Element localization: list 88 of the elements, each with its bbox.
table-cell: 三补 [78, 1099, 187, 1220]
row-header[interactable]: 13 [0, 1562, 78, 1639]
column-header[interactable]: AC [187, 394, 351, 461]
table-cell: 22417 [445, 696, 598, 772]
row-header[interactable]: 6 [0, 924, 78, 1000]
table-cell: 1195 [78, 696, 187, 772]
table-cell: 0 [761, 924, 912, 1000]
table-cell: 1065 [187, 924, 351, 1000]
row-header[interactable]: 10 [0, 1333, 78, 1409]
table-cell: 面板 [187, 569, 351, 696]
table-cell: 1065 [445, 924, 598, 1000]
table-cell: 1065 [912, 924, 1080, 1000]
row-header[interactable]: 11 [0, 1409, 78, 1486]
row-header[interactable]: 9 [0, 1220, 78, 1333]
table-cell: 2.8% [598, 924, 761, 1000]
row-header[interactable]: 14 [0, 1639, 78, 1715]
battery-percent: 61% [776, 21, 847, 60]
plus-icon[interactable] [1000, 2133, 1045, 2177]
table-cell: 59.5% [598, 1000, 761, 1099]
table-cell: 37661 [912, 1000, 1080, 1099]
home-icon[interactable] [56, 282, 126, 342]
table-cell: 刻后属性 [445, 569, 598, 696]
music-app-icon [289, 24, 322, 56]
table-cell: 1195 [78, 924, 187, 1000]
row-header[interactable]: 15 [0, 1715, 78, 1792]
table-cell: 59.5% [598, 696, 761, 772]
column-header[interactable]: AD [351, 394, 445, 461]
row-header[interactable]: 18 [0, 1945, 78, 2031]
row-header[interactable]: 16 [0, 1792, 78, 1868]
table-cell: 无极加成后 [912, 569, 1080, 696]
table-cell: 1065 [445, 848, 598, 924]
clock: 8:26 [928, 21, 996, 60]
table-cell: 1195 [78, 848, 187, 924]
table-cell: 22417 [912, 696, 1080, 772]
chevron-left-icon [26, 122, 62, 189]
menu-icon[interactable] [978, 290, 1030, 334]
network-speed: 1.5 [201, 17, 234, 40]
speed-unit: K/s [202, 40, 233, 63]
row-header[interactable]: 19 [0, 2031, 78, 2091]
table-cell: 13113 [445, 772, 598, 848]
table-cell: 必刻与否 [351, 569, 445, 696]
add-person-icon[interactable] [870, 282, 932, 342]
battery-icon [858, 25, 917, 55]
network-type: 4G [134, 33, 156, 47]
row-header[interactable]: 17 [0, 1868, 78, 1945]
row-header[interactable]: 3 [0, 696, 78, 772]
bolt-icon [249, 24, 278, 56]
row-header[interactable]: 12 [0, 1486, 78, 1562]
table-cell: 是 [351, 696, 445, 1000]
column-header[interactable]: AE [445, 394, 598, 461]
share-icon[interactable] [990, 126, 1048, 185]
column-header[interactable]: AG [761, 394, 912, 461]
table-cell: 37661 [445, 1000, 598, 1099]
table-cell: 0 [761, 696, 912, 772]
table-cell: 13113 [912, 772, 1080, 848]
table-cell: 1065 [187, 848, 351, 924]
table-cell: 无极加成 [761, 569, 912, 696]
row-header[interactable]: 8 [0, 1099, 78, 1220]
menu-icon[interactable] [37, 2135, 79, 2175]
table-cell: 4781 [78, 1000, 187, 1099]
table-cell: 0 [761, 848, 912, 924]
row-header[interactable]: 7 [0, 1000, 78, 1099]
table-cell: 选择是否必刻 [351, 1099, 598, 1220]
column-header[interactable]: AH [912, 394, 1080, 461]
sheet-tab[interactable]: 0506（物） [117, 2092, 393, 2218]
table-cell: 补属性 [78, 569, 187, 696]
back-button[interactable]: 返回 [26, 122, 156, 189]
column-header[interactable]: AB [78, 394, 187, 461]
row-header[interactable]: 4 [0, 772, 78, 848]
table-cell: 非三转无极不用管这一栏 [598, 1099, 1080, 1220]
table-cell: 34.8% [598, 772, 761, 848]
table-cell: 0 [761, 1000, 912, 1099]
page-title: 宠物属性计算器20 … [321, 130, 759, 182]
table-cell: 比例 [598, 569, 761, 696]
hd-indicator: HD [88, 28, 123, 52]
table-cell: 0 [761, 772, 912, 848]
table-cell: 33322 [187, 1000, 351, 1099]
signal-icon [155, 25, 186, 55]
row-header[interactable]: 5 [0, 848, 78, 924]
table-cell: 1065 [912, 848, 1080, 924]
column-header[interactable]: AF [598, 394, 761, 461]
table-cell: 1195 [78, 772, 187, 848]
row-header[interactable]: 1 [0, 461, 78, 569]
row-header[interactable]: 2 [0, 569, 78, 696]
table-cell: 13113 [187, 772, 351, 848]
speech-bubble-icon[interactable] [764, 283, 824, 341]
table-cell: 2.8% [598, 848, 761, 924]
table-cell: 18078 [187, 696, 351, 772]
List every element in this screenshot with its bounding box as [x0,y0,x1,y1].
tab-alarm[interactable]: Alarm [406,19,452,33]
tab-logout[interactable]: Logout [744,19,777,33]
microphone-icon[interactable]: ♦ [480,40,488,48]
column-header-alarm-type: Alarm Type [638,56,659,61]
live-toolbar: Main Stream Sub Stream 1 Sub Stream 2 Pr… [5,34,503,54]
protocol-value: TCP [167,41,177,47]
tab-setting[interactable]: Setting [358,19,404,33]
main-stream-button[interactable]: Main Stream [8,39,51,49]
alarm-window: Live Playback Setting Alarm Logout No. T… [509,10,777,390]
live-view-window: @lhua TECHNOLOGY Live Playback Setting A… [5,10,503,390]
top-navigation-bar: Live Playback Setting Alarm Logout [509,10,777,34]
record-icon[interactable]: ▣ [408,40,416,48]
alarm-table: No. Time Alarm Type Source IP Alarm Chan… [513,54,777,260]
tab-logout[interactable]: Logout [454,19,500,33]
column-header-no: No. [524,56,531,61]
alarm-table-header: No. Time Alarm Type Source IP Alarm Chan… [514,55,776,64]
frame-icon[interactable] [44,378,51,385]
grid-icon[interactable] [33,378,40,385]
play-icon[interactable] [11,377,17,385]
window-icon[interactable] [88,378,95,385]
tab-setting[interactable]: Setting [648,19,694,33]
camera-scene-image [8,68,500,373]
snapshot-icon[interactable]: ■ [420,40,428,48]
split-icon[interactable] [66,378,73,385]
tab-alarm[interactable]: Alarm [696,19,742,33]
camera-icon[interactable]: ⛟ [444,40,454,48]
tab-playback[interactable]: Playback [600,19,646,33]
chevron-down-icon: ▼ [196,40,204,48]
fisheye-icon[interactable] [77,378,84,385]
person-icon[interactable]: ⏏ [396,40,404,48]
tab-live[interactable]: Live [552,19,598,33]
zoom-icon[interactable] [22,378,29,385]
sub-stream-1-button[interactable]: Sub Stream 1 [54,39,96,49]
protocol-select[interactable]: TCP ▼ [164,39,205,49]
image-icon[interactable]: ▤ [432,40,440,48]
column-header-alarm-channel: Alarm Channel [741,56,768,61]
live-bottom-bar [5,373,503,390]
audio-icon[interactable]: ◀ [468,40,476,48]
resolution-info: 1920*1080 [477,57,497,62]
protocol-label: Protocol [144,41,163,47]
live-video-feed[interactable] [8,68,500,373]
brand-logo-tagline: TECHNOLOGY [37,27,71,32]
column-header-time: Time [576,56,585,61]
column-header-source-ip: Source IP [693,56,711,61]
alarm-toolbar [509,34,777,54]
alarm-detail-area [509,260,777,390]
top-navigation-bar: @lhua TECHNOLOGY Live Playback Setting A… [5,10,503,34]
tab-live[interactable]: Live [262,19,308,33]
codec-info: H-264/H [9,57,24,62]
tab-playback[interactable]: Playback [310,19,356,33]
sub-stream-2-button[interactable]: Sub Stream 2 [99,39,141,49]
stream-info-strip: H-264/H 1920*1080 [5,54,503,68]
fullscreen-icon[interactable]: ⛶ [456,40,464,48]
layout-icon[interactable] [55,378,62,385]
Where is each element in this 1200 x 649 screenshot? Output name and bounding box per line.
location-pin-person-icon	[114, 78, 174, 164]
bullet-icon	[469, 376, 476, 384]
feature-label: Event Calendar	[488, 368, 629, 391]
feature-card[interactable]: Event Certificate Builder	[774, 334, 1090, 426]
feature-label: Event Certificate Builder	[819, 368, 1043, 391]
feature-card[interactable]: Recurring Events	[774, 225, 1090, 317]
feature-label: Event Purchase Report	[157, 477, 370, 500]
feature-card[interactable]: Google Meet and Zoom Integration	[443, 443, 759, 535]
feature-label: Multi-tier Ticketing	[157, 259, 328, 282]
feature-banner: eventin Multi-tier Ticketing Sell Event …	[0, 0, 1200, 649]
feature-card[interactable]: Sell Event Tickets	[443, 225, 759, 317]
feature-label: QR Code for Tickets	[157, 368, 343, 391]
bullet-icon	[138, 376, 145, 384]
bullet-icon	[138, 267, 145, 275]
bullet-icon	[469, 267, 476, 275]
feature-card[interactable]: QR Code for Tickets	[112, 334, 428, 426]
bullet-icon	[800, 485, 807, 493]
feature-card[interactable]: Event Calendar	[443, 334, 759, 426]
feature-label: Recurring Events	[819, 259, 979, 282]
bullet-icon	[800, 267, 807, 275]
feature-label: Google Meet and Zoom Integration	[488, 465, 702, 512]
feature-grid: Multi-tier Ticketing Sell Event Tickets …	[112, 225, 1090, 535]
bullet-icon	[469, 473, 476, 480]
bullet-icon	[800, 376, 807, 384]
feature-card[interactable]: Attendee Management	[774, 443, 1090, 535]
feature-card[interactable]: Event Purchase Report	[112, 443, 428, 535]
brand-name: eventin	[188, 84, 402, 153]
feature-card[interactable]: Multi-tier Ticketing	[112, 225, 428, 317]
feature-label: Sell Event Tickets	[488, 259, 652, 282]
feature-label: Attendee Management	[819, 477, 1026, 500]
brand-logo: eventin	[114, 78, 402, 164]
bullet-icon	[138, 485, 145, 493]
◆ ◆ ◆ ◆ ◆
The problem:
Format the rows above as a numbered list, from the first line through the line containing "network-type: 4G [134, 33, 156, 47]", with blank lines omitted.

Written response:
1. Element localization: list 88 of the elements, each with its bbox.
2. table-cell: 三补 [78, 1099, 187, 1220]
3. row-header[interactable]: 13 [0, 1562, 78, 1639]
4. column-header[interactable]: AC [187, 394, 351, 461]
5. table-cell: 22417 [445, 696, 598, 772]
6. row-header[interactable]: 6 [0, 924, 78, 1000]
7. table-cell: 1195 [78, 696, 187, 772]
8. table-cell: 0 [761, 924, 912, 1000]
9. table-cell: 1065 [187, 924, 351, 1000]
10. row-header[interactable]: 10 [0, 1333, 78, 1409]
11. table-cell: 面板 [187, 569, 351, 696]
12. table-cell: 1065 [445, 924, 598, 1000]
13. table-cell: 1065 [912, 924, 1080, 1000]
14. row-header[interactable]: 11 [0, 1409, 78, 1486]
15. row-header[interactable]: 9 [0, 1220, 78, 1333]
16. table-cell: 2.8% [598, 924, 761, 1000]
17. row-header[interactable]: 14 [0, 1639, 78, 1715]
18. battery-percent: 61% [776, 21, 847, 60]
19. plus-icon[interactable] [1000, 2133, 1045, 2177]
20. table-cell: 59.5% [598, 1000, 761, 1099]
21. table-cell: 37661 [912, 1000, 1080, 1099]
22. home-icon[interactable] [56, 282, 126, 342]
23. table-cell: 刻后属性 [445, 569, 598, 696]
24. music-app-icon [289, 24, 322, 56]
25. table-cell: 1195 [78, 924, 187, 1000]
26. row-header[interactable]: 15 [0, 1715, 78, 1792]
27. table-cell: 59.5% [598, 696, 761, 772]
28. column-header[interactable]: AD [351, 394, 445, 461]
29. row-header[interactable]: 18 [0, 1945, 78, 2031]
30. row-header[interactable]: 16 [0, 1792, 78, 1868]
31. table-cell: 无极加成后 [912, 569, 1080, 696]
32. table-cell: 1065 [445, 848, 598, 924]
33. clock: 8:26 [928, 21, 996, 60]
34. table-cell: 1195 [78, 848, 187, 924]
35. table-cell: 22417 [912, 696, 1080, 772]
36. chevron-left-icon [26, 122, 62, 189]
37. menu-icon[interactable] [978, 290, 1030, 334]
38. network-speed: 1.5 [201, 17, 234, 40]
39. speed-unit: K/s [202, 40, 233, 63]
40. row-header[interactable]: 19 [0, 2031, 78, 2091]
41. table-cell: 13113 [445, 772, 598, 848]
42. table-cell: 必刻与否 [351, 569, 445, 696]
43. add-person-icon[interactable] [870, 282, 932, 342]
44. battery-icon [858, 25, 917, 55]
45. network-type: 4G [134, 33, 156, 47]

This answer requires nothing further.